- [TASK BRIEF] Review the material and extract every line in which the word "验收地点" occurs.

━━━━━━━━

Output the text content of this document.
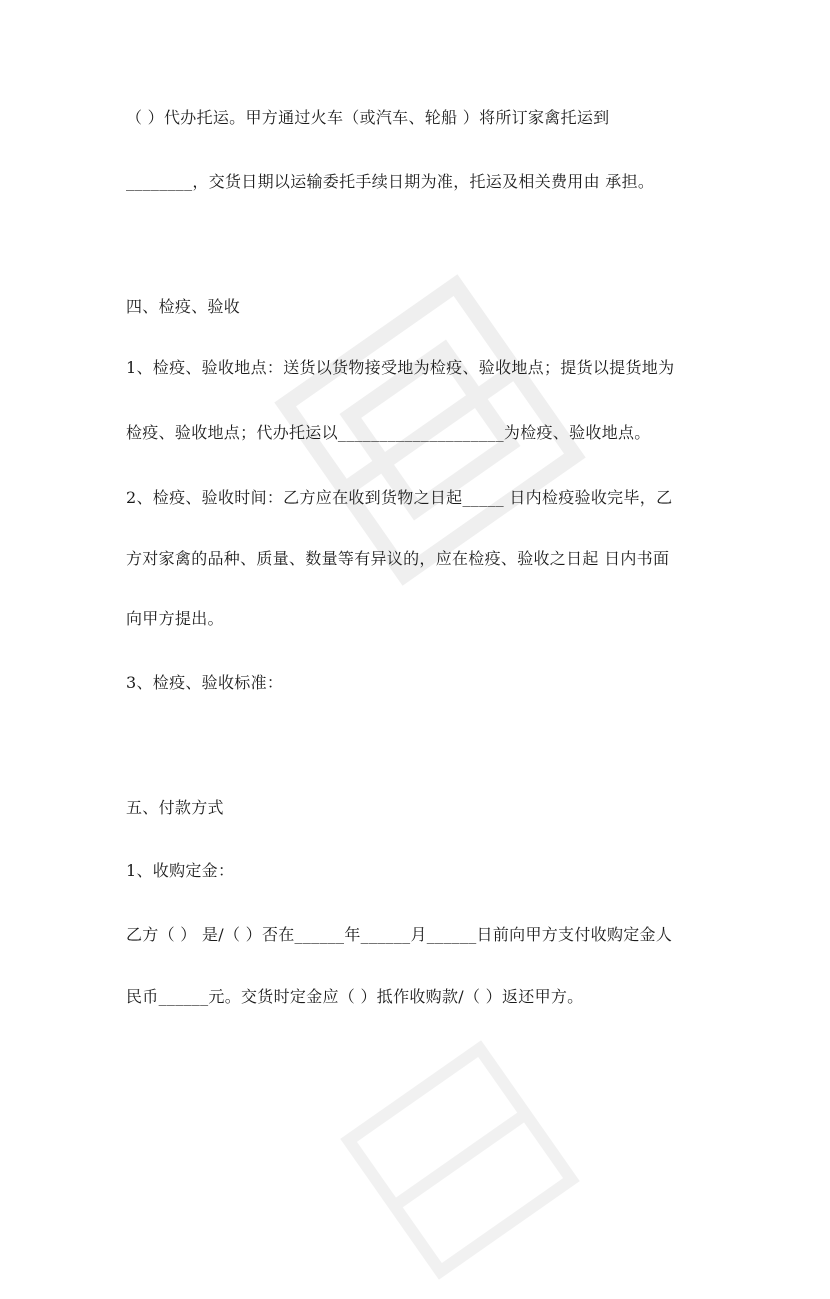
（ ）代办托运。甲方通过火车（或汽车、轮船 ）将所订家禽托运到
________，交货日期以运输委托手续日期为准，托运及相关费用由 承担。
四、检疫、验收
1、检疫、验收地点：送货以货物接受地为检疫、验收地点；提货以提货地为
检疫、验收地点；代办托运以____________________为检疫、验收地点。
2、检疫、验收时间：乙方应在收到货物之日起_____ 日内检疫验收完毕，乙
方对家禽的品种、质量、数量等有异议的，应在检疫、验收之日起 日内书面
向甲方提出。
3、检疫、验收标准：
五、付款方式
1、收购定金：
乙方（ ） 是/（ ）否在______年______月______日前向甲方支付收购定金人
民币______元。交货时定金应（ ）抵作收购款/（ ）返还甲方。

━━━━━━━━

- [REPLY TO THE EXERCISE]
1、检疫、验收地点：送货以货物接受地为检疫、验收地点；提货以提货地为
检疫、验收地点；代办托运以____________________为检疫、验收地点。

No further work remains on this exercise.